Records for processing:
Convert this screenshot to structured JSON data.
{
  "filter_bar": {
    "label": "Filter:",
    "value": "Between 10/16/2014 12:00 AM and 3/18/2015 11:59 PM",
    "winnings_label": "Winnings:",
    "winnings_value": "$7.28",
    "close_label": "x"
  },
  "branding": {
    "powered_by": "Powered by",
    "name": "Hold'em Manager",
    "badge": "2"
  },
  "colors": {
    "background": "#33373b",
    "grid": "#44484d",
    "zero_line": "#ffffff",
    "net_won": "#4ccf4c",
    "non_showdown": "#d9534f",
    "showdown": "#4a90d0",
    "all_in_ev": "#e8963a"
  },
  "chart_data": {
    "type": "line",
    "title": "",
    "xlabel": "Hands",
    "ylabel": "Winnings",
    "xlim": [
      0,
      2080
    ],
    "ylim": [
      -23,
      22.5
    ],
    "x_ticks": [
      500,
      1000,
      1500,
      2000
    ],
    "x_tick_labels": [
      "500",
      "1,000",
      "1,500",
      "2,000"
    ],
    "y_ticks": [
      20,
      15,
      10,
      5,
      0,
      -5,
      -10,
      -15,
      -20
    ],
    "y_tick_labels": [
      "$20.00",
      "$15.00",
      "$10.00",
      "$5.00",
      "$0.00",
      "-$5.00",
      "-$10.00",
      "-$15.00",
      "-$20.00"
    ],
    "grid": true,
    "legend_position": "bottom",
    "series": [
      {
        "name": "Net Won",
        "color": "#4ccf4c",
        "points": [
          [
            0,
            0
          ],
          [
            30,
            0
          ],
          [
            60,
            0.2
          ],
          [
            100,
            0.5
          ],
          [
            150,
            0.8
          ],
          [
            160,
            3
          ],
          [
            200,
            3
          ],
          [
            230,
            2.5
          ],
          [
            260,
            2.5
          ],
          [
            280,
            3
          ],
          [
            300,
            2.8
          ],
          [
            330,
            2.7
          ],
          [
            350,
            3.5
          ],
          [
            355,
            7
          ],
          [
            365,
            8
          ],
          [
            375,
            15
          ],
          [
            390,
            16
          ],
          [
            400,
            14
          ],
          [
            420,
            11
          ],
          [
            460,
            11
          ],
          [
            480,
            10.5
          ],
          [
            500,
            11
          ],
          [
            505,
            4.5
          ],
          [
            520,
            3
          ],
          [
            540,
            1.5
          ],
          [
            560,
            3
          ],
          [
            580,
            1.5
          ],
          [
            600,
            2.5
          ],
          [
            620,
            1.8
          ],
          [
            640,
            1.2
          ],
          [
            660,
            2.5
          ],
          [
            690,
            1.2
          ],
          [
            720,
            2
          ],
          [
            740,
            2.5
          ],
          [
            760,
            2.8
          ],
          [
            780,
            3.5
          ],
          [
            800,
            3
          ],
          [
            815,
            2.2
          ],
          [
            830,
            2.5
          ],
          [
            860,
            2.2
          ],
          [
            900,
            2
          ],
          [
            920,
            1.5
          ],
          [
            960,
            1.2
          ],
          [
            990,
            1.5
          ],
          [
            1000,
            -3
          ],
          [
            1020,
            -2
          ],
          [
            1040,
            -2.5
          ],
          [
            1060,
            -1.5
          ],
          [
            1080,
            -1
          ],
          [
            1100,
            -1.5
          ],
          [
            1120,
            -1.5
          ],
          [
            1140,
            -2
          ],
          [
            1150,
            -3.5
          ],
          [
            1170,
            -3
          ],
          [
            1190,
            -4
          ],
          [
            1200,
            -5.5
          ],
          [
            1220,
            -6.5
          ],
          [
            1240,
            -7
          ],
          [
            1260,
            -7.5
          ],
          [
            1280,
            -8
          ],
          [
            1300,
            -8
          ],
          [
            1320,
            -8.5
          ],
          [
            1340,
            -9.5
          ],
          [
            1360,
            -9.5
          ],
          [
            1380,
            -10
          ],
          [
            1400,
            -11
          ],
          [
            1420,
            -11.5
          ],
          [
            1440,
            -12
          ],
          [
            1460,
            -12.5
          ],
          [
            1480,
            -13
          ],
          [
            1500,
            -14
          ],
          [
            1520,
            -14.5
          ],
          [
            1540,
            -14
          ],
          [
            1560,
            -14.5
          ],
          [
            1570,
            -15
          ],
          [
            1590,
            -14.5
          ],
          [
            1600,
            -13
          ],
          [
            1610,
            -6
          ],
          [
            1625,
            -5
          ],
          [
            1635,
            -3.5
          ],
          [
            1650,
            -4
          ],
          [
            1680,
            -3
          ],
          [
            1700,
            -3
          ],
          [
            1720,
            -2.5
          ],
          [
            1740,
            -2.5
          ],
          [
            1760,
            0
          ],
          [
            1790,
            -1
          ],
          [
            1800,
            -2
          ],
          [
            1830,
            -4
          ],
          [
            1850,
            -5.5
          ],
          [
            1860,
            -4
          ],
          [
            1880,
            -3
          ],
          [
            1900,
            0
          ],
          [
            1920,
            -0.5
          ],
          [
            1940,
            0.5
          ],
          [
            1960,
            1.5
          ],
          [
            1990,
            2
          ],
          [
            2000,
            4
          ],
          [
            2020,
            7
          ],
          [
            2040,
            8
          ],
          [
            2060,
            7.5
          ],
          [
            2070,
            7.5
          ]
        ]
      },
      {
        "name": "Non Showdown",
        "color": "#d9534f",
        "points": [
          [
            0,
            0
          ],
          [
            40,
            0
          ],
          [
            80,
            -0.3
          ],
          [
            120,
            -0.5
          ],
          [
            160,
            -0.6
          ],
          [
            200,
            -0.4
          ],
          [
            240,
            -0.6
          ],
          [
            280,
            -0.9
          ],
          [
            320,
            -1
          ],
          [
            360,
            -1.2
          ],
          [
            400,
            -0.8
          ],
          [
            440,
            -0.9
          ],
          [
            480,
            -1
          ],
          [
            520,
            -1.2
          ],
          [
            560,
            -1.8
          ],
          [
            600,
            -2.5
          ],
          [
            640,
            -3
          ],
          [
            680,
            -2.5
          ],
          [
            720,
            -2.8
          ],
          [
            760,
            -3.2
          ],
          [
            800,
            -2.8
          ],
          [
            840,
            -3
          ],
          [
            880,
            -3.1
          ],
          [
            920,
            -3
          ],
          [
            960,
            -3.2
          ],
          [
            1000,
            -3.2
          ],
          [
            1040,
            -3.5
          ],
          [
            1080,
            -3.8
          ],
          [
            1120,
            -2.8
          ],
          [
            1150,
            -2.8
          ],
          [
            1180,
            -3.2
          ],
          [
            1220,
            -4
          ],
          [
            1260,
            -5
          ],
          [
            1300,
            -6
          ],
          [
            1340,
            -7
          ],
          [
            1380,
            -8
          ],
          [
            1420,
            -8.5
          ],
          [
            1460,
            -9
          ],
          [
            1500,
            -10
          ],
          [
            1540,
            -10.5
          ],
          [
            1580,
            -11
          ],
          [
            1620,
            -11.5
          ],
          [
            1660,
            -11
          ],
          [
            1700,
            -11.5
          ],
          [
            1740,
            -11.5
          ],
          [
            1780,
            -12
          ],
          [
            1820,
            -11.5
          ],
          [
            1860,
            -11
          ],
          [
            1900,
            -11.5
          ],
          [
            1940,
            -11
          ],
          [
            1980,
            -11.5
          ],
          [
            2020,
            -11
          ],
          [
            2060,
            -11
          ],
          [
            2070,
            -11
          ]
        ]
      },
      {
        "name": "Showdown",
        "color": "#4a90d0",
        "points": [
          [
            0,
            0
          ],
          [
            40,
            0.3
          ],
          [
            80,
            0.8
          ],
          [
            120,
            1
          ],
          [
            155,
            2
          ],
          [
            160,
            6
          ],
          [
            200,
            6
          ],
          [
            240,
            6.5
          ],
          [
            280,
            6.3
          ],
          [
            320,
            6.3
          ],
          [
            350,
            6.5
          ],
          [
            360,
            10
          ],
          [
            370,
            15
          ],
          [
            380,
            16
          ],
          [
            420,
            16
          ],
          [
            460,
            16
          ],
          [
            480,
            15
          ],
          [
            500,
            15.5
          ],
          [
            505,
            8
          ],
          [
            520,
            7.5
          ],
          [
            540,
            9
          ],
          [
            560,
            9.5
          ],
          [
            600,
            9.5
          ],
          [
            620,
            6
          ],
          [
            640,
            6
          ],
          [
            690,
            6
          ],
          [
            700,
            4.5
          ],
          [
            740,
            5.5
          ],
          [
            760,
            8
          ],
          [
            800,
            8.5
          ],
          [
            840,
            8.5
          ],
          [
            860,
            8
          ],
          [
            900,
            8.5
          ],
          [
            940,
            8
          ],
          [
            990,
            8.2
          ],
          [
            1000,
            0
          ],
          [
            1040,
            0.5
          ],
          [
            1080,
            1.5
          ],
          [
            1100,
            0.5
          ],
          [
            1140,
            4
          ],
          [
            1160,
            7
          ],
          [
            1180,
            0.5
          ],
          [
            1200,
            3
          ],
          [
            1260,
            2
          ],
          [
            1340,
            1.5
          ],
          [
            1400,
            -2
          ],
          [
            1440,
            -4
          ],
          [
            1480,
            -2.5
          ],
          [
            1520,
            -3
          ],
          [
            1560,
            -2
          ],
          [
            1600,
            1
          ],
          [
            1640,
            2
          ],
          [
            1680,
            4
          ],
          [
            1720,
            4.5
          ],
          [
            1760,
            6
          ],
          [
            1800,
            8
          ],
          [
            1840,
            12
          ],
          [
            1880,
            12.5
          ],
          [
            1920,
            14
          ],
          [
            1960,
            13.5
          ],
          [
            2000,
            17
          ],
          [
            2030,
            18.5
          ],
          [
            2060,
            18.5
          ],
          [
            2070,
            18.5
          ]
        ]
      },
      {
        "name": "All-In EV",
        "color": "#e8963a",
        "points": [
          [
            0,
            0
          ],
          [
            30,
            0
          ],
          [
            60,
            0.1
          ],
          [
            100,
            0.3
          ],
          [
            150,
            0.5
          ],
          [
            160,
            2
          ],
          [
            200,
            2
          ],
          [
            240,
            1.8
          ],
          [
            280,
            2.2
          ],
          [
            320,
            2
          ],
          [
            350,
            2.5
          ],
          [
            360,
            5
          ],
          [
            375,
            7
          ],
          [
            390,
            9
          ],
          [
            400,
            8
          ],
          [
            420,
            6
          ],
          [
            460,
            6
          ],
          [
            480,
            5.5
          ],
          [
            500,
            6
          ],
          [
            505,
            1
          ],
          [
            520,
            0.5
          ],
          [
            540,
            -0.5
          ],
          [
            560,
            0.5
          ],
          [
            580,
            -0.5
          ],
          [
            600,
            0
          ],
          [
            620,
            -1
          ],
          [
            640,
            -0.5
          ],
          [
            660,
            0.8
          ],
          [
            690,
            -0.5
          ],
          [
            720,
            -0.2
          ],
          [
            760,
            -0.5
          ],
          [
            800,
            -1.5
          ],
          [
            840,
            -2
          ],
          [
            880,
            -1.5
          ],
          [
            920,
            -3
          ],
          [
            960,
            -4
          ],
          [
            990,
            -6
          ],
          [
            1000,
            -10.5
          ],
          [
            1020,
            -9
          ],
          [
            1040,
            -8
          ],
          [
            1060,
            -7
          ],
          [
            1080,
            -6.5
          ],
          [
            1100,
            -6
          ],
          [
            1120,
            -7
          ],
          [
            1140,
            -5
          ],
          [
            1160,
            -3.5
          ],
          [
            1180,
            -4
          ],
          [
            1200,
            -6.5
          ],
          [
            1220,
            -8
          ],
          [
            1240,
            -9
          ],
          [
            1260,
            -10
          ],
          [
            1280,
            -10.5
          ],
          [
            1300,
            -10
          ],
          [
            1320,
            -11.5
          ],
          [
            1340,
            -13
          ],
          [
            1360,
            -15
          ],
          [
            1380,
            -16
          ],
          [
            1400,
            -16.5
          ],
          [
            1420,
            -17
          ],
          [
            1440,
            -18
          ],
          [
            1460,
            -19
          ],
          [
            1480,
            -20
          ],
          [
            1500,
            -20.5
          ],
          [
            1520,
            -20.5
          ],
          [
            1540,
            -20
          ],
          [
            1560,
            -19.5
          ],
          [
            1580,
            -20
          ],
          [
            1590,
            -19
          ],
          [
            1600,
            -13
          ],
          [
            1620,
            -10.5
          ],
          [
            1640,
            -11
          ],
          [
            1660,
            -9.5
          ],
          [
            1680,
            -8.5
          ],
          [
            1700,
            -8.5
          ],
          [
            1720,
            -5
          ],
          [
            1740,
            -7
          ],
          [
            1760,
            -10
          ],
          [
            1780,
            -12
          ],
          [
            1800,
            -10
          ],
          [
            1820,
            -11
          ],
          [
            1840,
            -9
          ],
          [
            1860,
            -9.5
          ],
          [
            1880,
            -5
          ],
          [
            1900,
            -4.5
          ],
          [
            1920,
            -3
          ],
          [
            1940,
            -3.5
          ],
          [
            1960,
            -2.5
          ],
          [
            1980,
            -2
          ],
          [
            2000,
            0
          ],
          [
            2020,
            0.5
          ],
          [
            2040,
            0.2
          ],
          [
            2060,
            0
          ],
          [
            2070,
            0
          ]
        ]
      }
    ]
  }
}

...

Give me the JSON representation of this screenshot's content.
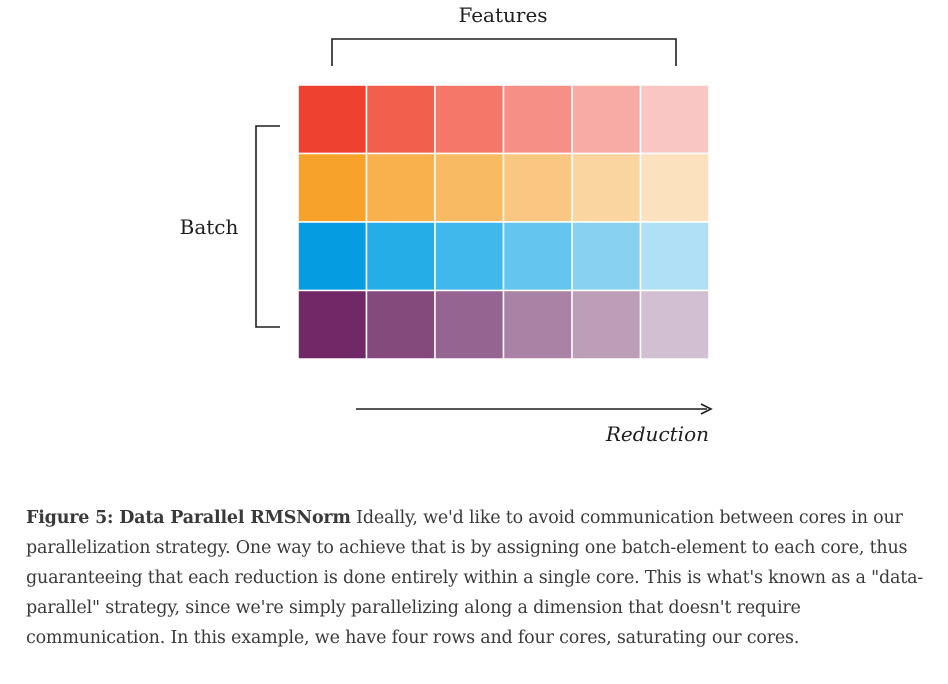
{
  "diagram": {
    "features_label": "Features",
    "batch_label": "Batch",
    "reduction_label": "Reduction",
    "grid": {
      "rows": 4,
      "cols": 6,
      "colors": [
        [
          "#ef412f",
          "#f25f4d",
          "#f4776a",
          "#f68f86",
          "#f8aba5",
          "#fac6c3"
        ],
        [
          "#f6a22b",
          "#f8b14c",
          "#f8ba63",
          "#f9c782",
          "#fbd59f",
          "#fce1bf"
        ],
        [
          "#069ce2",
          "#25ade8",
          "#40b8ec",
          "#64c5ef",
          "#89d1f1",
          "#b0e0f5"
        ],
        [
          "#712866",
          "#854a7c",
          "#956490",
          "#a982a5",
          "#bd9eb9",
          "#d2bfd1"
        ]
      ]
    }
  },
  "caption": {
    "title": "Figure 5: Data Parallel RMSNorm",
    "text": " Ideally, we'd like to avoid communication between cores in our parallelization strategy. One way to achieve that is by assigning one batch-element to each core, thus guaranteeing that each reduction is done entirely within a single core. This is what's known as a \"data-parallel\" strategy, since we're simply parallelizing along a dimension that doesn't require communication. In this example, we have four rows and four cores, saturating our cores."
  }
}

* * *

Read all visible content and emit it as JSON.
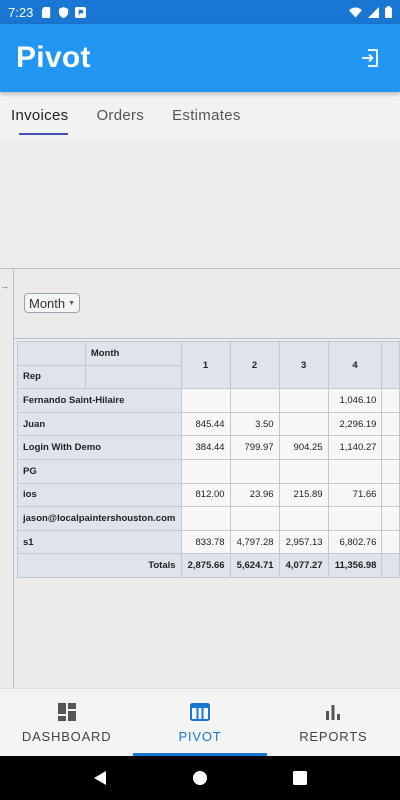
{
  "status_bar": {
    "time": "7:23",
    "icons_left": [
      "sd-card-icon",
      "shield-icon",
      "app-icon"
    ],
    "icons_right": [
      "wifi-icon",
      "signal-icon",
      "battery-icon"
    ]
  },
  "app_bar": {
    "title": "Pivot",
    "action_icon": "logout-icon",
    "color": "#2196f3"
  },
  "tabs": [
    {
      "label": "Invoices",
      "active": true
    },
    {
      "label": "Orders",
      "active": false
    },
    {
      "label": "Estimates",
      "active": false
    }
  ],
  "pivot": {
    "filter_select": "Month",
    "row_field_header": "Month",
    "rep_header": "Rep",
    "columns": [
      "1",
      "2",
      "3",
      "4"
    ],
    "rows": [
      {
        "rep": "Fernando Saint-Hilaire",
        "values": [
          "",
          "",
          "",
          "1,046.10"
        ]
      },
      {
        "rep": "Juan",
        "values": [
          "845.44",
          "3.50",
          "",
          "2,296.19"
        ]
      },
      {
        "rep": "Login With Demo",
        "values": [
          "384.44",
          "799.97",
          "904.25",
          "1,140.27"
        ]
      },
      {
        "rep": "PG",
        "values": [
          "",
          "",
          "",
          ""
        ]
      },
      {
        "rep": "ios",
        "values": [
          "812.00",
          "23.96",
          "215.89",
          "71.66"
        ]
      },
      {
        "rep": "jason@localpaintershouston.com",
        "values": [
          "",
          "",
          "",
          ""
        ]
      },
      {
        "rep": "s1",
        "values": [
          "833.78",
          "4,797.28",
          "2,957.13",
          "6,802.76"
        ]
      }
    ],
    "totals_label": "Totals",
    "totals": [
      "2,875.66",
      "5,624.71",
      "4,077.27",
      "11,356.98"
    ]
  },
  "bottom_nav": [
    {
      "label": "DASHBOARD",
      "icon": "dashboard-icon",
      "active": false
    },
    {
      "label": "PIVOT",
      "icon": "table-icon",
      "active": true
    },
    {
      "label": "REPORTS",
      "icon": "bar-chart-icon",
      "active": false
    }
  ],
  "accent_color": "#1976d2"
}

Problem to solve:
Across the entries, how many lines hold the word "JSON"? Say only the number.

Result of the exercise:
3